必須課題
エントリの冒頭から「The central crash」を含む行までを、そのまま出力しなさい。最初と最後の行も含め、図は解答に入れないこと。
───── 提供データ
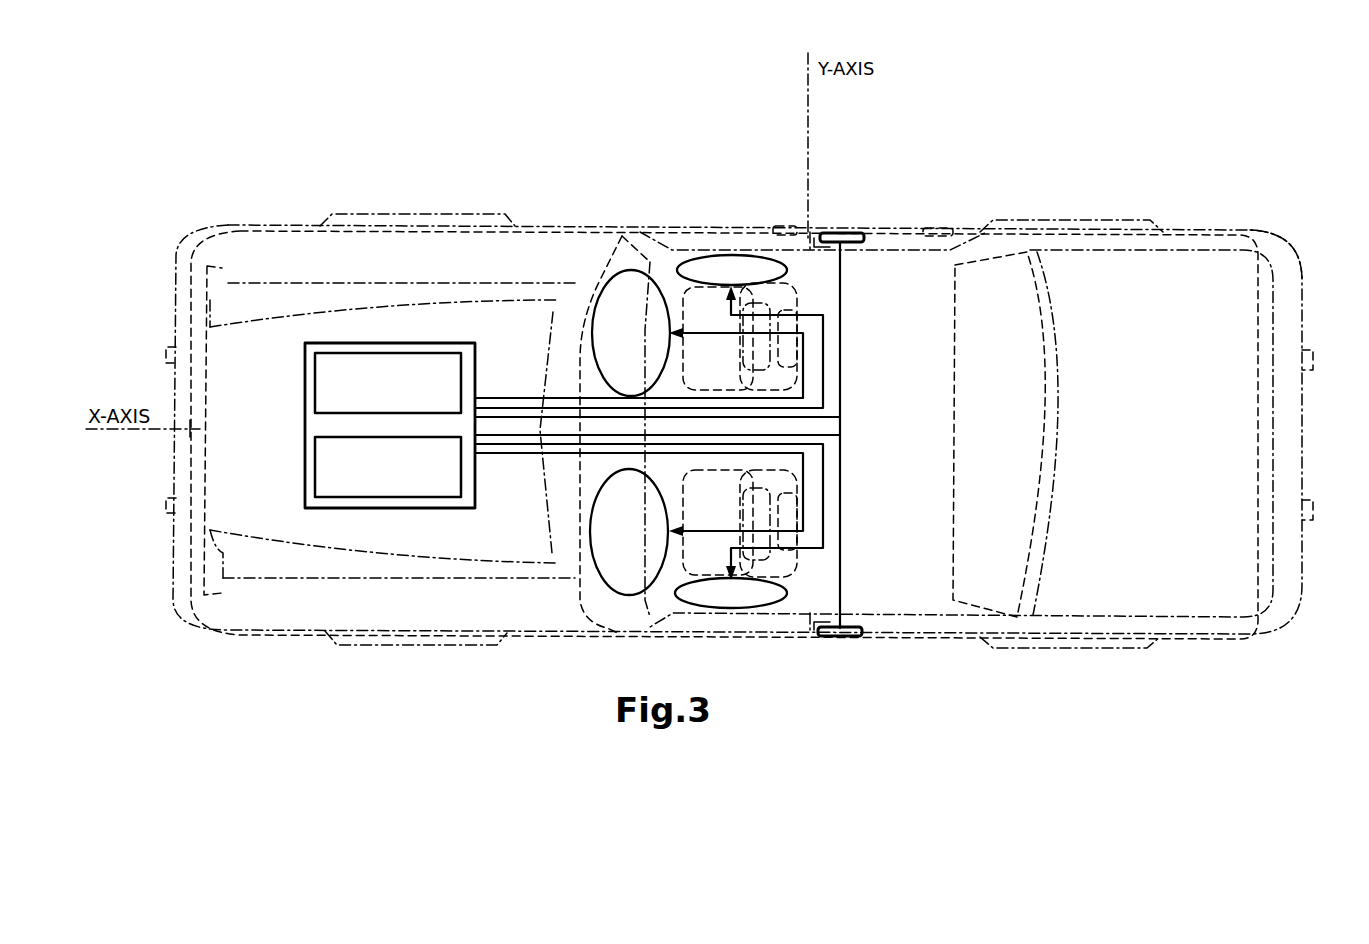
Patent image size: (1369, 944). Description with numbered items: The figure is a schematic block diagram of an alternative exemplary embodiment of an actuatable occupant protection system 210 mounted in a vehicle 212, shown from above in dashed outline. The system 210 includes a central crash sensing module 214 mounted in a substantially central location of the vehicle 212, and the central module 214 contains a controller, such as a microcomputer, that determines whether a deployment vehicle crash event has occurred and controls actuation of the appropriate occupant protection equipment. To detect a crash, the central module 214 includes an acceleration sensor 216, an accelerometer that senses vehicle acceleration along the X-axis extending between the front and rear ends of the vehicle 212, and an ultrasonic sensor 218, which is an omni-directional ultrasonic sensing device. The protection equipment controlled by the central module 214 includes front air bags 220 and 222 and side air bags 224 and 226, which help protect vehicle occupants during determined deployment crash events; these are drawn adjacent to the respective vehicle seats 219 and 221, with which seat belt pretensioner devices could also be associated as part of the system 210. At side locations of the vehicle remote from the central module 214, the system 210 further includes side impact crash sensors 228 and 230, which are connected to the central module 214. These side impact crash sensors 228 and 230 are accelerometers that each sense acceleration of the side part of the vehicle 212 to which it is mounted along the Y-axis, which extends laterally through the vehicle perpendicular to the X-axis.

The actuatable occupant protection system 210 is at (876, 277).
The vehicle 212 is at (1268, 213).
The central crash sensing module 214 is at (468, 475).
The acceleration sensor 216 is at (327, 386).
The ultrasonic sensor 218 is at (322, 473).
The vehicle seat 219 is at (790, 566).
The front air bag 220 is at (628, 558).
The vehicle seat 221 is at (793, 299).
The front air bag 222 is at (628, 300).
The side air bag 224 is at (742, 598).
The side air bag 226 is at (731, 270).
The side impact crash sensor 228 is at (845, 637).
The side impact crash sensor 230 is at (848, 232).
──────────
完成した解答
Patent image size: (1369, 944). Description with numbered items: The figure is a schematic block diagram of an alternative exemplary embodiment of an actuatable occupant protection system 210 mounted in a vehicle 212, shown from above in dashed outline. The system 210 includes a central crash sensing module 214 mounted in a substantially central location of the vehicle 212, and the central module 214 contains a controller, such as a microcomputer, that determines whether a deployment vehicle crash event has occurred and controls actuation of the appropriate occupant protection equipment. To detect a crash, the central module 214 includes an acceleration sensor 216, an accelerometer that senses vehicle acceleration along the X-axis extending between the front and rear ends of the vehicle 212, and an ultrasonic sensor 218, which is an omni-directional ultrasonic sensing device. The protection equipment controlled by the central module 214 includes front air bags 220 and 222 and side air bags 224 and 226, which help protect vehicle occupants during determined deployment crash events; these are drawn adjacent to the respective vehicle seats 219 and 221, with which seat belt pretensioner devices could also be associated as part of the system 210. At side locations of the vehicle remote from the central module 214, the system 210 further includes side impact crash sensors 228 and 230, which are connected to the central module 214. These side impact crash sensors 228 and 230 are accelerometers that each sense acceleration of the side part of the vehicle 212 to which it is mounted along the Y-axis, which extends laterally through the vehicle perpendicular to the X-axis.

The actuatable occupant protection system 210 is at (876, 277).
The vehicle 212 is at (1268, 213).
The central crash sensing module 214 is at (468, 475).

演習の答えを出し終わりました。